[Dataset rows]
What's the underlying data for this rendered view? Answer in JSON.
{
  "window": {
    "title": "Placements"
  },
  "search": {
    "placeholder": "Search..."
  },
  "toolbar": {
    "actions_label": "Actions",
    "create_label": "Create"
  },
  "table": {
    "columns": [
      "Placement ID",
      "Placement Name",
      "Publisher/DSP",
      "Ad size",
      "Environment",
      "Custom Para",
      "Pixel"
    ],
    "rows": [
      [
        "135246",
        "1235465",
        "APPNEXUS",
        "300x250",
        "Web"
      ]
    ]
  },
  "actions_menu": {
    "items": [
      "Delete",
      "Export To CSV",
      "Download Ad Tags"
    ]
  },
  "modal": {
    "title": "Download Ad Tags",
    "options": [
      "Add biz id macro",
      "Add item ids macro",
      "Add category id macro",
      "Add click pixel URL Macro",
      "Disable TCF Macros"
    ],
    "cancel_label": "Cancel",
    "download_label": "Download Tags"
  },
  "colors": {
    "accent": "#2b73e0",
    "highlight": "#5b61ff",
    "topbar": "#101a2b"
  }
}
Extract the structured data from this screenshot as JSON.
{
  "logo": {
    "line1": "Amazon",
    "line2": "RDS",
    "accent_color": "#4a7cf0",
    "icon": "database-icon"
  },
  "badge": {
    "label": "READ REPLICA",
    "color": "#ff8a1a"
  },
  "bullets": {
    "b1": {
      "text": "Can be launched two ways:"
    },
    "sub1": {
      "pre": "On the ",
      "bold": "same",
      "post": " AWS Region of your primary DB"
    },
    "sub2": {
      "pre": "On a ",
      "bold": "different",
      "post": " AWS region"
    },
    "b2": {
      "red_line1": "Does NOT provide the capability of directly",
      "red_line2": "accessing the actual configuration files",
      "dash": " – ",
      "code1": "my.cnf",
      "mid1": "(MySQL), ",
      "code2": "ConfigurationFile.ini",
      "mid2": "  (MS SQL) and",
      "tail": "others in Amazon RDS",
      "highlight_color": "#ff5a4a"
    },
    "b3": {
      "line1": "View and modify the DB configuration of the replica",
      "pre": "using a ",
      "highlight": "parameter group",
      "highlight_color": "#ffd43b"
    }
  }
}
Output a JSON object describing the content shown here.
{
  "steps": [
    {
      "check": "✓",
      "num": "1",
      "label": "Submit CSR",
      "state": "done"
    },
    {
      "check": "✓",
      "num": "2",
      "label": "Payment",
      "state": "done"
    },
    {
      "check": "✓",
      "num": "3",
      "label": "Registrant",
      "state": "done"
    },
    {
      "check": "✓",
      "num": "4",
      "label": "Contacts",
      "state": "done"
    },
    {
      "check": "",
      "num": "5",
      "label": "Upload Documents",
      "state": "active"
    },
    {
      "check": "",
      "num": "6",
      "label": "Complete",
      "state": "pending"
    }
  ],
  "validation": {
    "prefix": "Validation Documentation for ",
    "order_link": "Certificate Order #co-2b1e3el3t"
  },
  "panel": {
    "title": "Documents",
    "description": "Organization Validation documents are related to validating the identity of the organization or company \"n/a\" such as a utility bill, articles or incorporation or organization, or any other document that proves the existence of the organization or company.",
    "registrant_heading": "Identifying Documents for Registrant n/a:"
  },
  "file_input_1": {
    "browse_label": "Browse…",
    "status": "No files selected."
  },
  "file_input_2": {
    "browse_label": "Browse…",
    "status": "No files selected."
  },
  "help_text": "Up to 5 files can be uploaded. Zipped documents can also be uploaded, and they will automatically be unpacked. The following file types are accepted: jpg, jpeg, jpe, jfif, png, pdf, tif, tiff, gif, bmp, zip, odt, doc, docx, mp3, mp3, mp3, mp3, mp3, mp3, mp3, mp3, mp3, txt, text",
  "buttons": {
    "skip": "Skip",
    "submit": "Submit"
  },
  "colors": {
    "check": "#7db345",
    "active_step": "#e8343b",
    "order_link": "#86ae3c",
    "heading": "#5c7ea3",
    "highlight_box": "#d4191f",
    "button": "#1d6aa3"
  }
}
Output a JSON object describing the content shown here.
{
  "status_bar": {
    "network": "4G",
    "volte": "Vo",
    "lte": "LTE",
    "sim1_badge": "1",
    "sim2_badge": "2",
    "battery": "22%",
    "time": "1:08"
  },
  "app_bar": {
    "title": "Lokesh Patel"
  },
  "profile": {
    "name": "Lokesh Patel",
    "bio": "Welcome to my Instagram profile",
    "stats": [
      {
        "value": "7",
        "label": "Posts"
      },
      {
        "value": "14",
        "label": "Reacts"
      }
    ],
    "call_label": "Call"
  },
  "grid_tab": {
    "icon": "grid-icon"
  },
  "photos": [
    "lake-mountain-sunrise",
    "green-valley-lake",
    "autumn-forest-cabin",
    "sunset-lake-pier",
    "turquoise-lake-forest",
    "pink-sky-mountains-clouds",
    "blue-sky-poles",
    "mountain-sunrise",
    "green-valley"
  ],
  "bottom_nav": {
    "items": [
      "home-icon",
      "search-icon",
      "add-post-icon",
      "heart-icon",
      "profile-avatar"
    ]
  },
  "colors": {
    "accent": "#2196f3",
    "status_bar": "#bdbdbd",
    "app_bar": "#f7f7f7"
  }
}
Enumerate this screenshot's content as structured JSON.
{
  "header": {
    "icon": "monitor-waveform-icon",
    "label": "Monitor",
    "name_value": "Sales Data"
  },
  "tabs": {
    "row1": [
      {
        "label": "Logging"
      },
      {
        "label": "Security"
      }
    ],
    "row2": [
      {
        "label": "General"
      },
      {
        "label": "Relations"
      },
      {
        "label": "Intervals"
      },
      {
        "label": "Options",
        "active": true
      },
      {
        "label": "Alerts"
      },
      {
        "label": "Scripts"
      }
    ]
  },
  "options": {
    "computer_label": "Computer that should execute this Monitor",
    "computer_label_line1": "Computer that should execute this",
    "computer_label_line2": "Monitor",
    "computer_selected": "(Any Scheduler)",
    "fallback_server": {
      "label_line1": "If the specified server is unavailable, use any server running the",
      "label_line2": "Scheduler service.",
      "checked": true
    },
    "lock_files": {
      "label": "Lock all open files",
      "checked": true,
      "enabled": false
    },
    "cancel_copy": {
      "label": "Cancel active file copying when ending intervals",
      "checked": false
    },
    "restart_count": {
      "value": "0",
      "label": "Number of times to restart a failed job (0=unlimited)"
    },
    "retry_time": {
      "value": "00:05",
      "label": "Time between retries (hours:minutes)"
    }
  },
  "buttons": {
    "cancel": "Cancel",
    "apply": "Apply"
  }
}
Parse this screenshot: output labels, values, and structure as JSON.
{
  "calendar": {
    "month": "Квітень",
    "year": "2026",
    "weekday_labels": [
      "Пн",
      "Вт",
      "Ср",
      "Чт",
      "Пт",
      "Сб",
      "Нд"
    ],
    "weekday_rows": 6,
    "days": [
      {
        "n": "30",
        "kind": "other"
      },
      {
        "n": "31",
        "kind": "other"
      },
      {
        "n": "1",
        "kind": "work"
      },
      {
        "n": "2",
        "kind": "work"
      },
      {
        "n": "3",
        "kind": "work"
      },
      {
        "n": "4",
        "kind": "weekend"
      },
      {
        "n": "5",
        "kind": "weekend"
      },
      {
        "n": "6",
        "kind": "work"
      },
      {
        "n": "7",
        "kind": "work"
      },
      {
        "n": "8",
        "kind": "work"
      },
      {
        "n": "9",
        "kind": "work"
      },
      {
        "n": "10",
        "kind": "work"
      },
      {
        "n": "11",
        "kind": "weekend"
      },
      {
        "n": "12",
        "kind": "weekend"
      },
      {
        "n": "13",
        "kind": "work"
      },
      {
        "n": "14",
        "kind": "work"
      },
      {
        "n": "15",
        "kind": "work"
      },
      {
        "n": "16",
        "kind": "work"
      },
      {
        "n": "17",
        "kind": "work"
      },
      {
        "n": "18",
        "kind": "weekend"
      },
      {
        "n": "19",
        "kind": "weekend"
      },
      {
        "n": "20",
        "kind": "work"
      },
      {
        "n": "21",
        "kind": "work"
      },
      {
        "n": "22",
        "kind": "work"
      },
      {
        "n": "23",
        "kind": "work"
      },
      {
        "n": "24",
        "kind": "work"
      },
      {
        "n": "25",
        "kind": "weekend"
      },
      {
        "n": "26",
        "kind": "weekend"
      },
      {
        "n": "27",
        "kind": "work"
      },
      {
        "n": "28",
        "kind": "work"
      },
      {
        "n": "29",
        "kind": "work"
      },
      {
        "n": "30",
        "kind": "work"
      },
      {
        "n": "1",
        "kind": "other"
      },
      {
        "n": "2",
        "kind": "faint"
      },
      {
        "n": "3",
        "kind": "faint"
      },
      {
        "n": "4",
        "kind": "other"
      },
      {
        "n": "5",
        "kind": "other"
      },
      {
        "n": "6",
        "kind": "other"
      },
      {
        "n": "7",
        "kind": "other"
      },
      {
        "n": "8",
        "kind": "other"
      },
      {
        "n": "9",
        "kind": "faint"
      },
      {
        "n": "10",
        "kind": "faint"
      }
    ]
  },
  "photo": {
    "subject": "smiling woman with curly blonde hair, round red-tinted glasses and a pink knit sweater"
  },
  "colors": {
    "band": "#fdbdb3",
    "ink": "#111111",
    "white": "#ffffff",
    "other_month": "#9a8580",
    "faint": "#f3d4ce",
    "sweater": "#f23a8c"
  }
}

▶ **Brief**: Select all lines in the listing that include the word "checked".

▶ **Exercise response**:
      "checked": true
      "checked": true,
      "checked": false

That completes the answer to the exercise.